• Excerpted records:
╭──

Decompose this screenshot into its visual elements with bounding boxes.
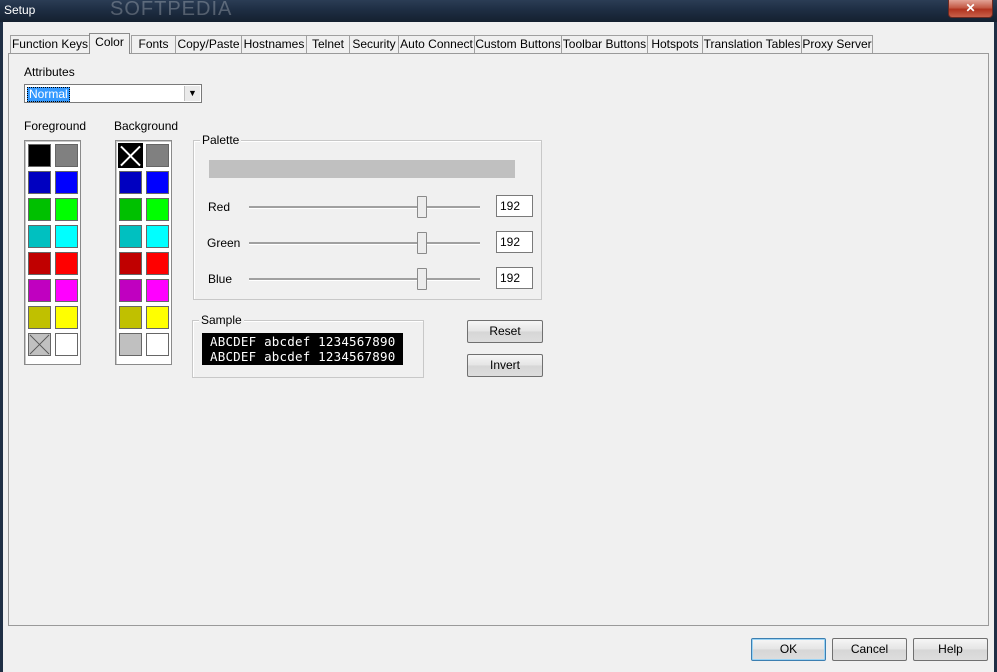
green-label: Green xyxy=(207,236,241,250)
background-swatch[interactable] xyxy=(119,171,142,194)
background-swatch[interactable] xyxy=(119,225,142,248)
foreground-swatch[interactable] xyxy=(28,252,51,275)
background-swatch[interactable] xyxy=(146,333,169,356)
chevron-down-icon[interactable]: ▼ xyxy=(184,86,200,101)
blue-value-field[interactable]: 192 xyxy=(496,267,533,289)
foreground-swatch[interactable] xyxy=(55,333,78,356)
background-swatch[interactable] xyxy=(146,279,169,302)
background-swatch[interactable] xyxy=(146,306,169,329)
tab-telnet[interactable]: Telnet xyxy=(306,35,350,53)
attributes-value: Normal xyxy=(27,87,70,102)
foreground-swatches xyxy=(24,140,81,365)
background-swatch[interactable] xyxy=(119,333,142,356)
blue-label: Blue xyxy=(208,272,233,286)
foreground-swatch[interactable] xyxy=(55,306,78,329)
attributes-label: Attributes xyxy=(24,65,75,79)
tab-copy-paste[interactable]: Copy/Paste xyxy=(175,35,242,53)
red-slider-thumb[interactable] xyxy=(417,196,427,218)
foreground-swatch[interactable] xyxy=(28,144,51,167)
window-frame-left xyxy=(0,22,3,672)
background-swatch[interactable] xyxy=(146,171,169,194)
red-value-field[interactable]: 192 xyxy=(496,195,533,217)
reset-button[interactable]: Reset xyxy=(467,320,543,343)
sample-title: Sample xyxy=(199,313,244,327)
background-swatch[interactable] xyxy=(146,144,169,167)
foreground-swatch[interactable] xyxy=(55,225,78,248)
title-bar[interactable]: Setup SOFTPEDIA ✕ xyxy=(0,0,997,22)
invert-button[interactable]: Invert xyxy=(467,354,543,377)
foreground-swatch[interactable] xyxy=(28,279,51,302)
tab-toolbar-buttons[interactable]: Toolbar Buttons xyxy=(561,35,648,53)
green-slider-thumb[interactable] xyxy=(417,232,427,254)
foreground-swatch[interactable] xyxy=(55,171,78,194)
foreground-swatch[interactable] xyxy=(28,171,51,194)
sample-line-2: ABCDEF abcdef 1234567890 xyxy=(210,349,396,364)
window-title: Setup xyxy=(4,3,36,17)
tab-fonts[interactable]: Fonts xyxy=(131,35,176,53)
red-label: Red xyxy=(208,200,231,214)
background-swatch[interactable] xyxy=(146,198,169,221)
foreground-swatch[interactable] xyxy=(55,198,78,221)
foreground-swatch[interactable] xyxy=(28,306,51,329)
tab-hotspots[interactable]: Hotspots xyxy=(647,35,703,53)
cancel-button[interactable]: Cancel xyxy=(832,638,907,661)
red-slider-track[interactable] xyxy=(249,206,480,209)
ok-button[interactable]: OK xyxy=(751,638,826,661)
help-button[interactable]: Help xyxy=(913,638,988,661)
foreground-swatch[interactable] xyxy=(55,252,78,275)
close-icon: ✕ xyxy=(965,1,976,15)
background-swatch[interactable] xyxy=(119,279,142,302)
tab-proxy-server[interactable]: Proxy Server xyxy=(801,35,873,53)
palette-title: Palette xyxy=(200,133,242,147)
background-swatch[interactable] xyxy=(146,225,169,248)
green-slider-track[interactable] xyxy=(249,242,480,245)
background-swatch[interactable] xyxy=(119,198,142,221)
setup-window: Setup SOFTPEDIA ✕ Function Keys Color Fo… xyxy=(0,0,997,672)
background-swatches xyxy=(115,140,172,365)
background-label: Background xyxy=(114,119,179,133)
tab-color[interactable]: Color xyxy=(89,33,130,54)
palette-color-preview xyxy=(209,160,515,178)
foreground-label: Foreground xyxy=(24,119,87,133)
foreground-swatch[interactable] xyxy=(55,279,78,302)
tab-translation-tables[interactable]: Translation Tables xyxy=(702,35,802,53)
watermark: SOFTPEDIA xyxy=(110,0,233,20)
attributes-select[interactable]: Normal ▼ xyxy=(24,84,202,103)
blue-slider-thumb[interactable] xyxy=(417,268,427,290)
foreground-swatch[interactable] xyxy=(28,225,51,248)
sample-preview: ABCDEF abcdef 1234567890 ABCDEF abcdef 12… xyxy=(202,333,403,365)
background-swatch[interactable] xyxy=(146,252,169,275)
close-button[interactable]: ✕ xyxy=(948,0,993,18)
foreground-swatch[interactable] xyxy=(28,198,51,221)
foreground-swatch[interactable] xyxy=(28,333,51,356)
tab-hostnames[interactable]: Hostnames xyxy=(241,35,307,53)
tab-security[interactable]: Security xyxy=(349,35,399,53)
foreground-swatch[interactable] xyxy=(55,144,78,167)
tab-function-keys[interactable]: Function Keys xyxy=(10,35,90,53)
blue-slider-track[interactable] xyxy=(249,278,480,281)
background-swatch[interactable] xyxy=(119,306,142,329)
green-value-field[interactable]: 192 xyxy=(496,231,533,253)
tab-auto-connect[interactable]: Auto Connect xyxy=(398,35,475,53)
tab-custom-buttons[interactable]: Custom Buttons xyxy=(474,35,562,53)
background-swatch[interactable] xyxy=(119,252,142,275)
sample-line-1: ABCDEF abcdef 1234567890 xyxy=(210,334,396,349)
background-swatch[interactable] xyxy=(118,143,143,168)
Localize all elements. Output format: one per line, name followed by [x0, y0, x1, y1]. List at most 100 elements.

╰──
╭──

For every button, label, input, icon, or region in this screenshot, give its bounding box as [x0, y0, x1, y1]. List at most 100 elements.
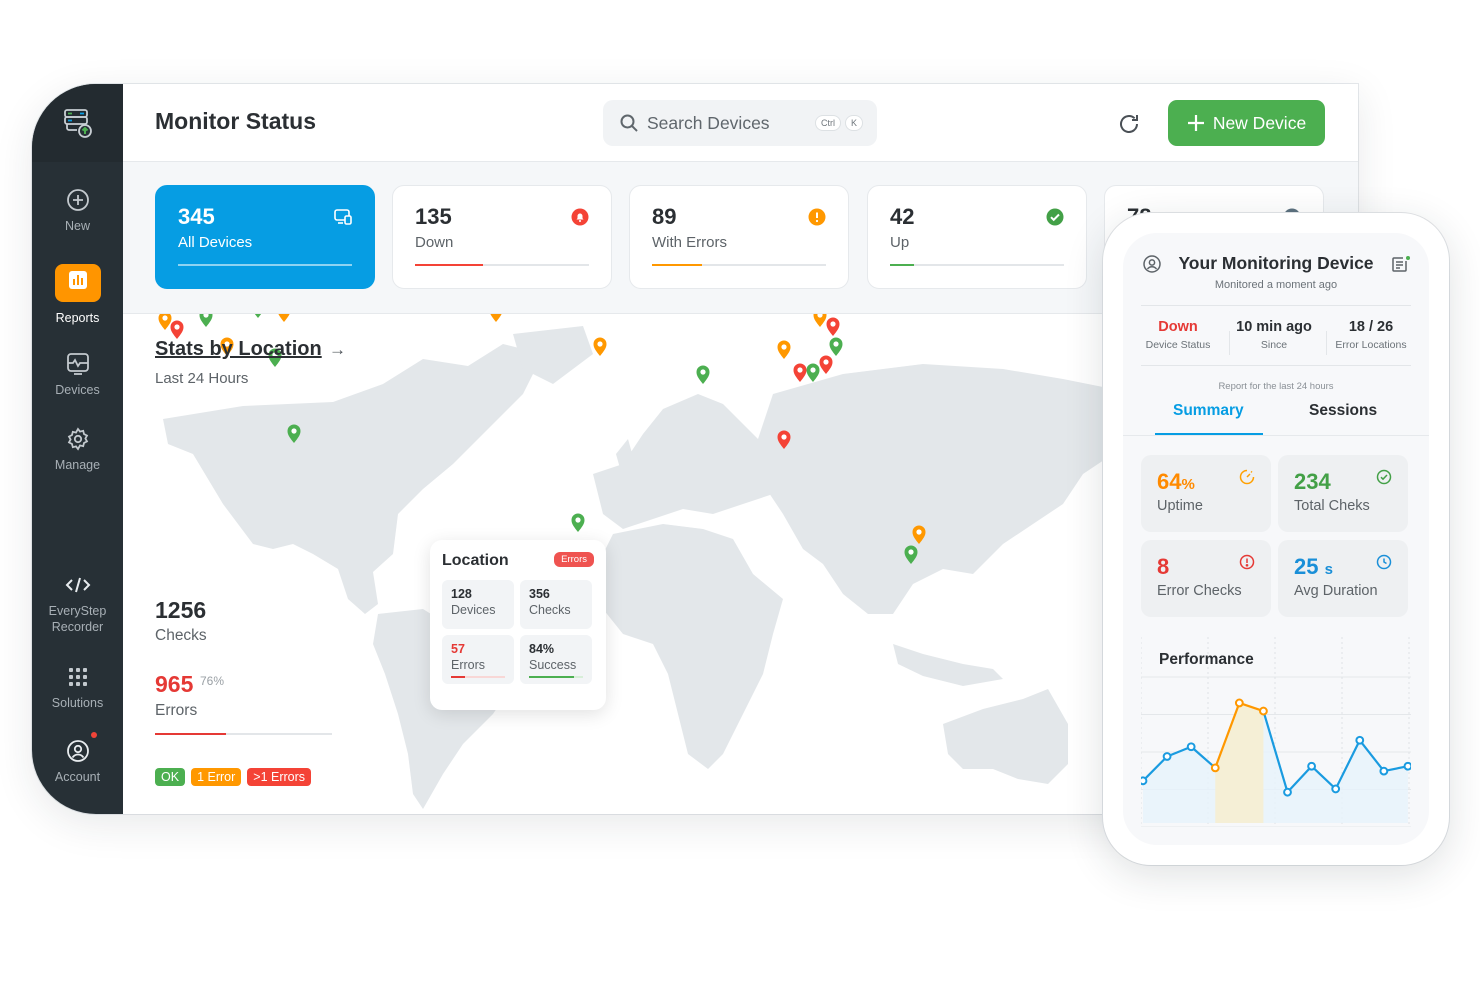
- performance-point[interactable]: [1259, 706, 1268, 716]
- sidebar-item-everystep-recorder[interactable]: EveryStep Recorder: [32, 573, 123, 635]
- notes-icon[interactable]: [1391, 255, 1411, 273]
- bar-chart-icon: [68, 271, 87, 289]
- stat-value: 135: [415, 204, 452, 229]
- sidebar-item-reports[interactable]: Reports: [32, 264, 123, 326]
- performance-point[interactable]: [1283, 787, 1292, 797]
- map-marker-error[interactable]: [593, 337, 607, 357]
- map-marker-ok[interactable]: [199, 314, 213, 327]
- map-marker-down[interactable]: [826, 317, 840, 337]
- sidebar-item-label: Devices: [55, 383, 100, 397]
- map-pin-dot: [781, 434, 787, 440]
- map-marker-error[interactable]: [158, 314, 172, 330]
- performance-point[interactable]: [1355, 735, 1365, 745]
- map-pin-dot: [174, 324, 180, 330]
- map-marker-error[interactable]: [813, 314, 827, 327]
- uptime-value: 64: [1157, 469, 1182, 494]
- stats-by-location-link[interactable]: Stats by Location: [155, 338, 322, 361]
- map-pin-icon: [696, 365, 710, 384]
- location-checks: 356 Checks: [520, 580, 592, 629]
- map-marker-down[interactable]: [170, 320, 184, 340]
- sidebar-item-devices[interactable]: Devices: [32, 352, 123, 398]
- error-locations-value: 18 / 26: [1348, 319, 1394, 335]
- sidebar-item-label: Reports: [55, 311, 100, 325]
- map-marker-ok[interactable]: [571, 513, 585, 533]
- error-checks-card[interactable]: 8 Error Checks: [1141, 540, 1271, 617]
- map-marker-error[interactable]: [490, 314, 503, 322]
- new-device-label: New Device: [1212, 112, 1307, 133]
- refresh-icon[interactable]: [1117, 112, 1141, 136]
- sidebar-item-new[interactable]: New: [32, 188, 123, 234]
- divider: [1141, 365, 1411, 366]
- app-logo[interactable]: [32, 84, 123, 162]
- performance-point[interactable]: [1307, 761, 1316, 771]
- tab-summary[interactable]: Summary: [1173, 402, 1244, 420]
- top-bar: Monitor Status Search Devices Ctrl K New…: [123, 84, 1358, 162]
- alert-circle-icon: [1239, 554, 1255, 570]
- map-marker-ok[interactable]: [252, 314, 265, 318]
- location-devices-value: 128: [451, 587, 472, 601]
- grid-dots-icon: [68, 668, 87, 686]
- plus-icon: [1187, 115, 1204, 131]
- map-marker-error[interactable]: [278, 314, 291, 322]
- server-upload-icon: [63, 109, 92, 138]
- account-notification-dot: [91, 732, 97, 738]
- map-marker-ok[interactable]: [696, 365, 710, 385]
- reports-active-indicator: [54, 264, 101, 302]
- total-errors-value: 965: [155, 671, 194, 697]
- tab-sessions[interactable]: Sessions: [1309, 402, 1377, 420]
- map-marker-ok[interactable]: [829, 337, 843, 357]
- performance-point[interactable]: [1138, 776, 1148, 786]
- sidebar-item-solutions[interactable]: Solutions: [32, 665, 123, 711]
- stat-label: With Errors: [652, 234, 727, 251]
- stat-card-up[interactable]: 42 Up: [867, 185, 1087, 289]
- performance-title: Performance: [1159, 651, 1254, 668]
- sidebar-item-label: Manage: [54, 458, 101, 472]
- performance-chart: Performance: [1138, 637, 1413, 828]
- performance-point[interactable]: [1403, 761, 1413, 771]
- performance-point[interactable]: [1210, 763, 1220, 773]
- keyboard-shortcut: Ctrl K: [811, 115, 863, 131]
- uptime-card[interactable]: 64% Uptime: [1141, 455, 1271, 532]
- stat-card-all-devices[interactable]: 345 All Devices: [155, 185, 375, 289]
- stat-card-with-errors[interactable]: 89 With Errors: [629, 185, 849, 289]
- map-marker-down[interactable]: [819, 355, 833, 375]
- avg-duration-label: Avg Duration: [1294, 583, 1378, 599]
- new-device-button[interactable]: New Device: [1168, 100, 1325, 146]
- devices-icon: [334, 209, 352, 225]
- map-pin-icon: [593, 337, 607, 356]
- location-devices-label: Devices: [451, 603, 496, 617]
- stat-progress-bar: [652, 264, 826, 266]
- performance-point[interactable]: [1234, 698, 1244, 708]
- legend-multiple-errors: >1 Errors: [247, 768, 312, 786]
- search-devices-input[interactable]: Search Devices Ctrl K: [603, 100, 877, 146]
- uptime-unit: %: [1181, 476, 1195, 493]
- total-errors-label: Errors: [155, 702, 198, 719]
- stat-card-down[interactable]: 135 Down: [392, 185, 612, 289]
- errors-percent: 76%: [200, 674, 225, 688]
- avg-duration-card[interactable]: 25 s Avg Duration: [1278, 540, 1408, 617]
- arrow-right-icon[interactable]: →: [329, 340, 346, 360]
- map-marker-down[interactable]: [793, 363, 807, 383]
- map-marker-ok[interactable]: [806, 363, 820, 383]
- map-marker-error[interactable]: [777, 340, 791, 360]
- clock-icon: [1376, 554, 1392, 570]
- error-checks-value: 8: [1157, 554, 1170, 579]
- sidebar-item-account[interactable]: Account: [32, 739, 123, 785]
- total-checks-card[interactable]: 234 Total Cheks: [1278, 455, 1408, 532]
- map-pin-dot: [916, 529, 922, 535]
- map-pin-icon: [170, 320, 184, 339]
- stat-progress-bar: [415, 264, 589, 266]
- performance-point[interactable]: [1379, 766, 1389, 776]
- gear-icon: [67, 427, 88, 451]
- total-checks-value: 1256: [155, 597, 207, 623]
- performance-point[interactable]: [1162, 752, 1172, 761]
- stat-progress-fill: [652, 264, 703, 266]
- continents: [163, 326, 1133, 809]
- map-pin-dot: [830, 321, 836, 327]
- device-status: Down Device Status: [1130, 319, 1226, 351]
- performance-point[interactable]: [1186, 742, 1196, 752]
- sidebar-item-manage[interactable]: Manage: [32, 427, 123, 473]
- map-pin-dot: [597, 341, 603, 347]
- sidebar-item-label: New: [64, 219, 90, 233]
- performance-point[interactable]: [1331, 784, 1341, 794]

╰──

Lay out the lines as a JSON list of strings, one string per line and no blank lines. Start with the line with "green-label: Green xyxy=(207,236,241,250)" and go on through the line with "background-swatch[interactable] xyxy=(146,171,169,194)".

[
  "green-label: Green xyxy=(207,236,241,250)",
  "background-swatch[interactable] xyxy=(119,171,142,194)",
  "background-swatch[interactable] xyxy=(119,225,142,248)",
  "foreground-swatch[interactable] xyxy=(28,252,51,275)",
  "background-swatch[interactable] xyxy=(146,333,169,356)",
  "chevron-down-icon[interactable]: ▼ xyxy=(184,86,200,101)",
  "blue-value-field[interactable]: 192 xyxy=(496,267,533,289)",
  "foreground-swatch[interactable] xyxy=(55,333,78,356)",
  "background-swatch[interactable] xyxy=(146,279,169,302)",
  "background-swatch[interactable] xyxy=(146,306,169,329)",
  "tab-telnet[interactable]: Telnet xyxy=(306,35,350,53)",
  "attributes-value: Normal xyxy=(27,87,70,102)",
  "foreground-swatches xyxy=(24,140,81,365)",
  "background-swatch[interactable] xyxy=(119,333,142,356)",
  "blue-label: Blue xyxy=(208,272,233,286)",
  "foreground-swatch[interactable] xyxy=(55,306,78,329)",
  "attributes-label: Attributes xyxy=(24,65,75,79)",
  "tab-copy-paste[interactable]: Copy/Paste xyxy=(175,35,242,53)",
  "red-slider-thumb[interactable] xyxy=(417,196,427,218)",
  "foreground-swatch[interactable] xyxy=(28,144,51,167)",
  "window-frame-left xyxy=(0,22,3,672)",
  "background-swatch[interactable] xyxy=(146,171,169,194)"
]